--- Start ---

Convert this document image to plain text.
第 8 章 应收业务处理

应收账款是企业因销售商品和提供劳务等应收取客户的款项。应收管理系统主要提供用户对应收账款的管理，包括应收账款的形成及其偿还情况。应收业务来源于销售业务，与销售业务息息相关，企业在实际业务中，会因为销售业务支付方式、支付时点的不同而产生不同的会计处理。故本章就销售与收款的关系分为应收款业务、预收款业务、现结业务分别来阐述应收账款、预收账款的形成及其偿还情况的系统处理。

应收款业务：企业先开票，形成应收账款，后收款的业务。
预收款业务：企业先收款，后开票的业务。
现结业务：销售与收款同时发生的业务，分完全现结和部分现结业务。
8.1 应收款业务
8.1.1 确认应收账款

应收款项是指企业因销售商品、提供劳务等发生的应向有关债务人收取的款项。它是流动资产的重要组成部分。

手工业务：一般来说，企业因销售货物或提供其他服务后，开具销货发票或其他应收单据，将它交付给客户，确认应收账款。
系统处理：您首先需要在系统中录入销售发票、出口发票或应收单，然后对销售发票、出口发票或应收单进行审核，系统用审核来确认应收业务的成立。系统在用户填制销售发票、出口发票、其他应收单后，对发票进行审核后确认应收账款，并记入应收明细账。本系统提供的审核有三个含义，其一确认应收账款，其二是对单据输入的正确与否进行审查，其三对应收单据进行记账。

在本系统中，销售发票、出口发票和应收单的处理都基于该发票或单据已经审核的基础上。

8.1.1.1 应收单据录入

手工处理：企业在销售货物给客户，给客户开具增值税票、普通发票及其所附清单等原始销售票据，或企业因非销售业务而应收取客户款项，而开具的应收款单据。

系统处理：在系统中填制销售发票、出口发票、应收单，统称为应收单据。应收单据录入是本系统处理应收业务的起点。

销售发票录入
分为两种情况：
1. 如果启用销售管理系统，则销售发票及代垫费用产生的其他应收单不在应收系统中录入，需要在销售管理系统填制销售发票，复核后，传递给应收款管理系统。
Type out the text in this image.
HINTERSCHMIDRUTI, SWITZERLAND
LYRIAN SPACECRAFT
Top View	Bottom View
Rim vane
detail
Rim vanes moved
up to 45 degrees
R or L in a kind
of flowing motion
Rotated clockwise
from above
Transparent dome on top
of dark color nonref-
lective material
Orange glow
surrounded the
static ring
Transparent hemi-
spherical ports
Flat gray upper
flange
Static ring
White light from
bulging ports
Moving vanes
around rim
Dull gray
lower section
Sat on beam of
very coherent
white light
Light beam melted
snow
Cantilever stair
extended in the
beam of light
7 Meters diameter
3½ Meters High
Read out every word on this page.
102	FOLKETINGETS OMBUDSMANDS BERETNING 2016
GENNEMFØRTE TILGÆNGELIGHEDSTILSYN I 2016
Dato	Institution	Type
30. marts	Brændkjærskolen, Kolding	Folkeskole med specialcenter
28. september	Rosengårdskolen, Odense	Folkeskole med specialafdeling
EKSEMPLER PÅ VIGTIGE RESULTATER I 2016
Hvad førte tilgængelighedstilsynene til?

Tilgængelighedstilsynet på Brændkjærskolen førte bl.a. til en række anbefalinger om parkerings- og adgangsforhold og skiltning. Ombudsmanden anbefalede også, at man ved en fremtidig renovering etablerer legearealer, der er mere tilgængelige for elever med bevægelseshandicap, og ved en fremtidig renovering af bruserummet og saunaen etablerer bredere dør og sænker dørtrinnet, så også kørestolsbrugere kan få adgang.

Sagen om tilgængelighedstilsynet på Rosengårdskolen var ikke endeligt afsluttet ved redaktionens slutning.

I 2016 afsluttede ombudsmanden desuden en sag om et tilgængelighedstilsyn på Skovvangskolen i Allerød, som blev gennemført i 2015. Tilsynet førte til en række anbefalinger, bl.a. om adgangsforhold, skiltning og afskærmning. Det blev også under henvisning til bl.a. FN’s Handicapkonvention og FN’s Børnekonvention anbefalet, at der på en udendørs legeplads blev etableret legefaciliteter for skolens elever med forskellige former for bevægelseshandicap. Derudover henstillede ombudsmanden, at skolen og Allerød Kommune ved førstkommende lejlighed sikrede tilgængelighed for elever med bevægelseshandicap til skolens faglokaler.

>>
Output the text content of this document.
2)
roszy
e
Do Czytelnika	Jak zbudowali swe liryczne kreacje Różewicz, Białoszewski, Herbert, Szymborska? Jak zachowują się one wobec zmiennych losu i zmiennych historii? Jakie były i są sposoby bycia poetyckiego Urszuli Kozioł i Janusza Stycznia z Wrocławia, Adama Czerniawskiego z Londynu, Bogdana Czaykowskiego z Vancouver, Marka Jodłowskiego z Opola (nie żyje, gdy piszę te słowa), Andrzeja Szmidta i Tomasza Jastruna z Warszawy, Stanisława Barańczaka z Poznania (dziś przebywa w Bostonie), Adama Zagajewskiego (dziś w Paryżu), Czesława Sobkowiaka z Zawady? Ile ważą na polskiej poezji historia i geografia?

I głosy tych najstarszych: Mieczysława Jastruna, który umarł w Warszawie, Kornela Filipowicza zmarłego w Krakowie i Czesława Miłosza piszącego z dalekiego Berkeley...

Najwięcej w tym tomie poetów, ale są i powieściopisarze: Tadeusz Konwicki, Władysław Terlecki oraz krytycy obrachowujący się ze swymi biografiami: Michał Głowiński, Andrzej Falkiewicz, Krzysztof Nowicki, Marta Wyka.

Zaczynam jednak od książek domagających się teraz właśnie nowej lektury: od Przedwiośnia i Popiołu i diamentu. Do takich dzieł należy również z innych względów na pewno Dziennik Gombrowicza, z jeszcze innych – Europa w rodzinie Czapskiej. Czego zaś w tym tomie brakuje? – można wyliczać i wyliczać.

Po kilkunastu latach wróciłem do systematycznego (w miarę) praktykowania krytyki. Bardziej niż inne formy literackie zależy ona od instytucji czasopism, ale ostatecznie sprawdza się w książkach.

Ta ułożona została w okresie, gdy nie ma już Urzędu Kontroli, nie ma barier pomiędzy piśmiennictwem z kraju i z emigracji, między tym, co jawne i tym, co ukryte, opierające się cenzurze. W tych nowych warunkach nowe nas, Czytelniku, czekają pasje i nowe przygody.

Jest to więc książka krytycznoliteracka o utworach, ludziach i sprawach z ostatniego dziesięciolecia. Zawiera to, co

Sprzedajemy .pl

--- End ---

Objective: Go through the data above and find the lines with the word "预收款业务". Copy each of those lines.

Response to the exercise:
应收账款是企业因销售商品和提供劳务等应收取客户的款项。应收管理系统主要提供用户对应收账款的管理，包括应收账款的形成及其偿还情况。应收业务来源于销售业务，与销售业务息息相关，企业在实际业务中，会因为销售业务支付方式、支付时点的不同而产生不同的会计处理。故本章就销售与收款的关系分为应收款业务、预收款业务、现结业务分别来阐述应收账款、预收账款的形成及其偿还情况的系统处理。
预收款业务：企业先收款，后开票的业务。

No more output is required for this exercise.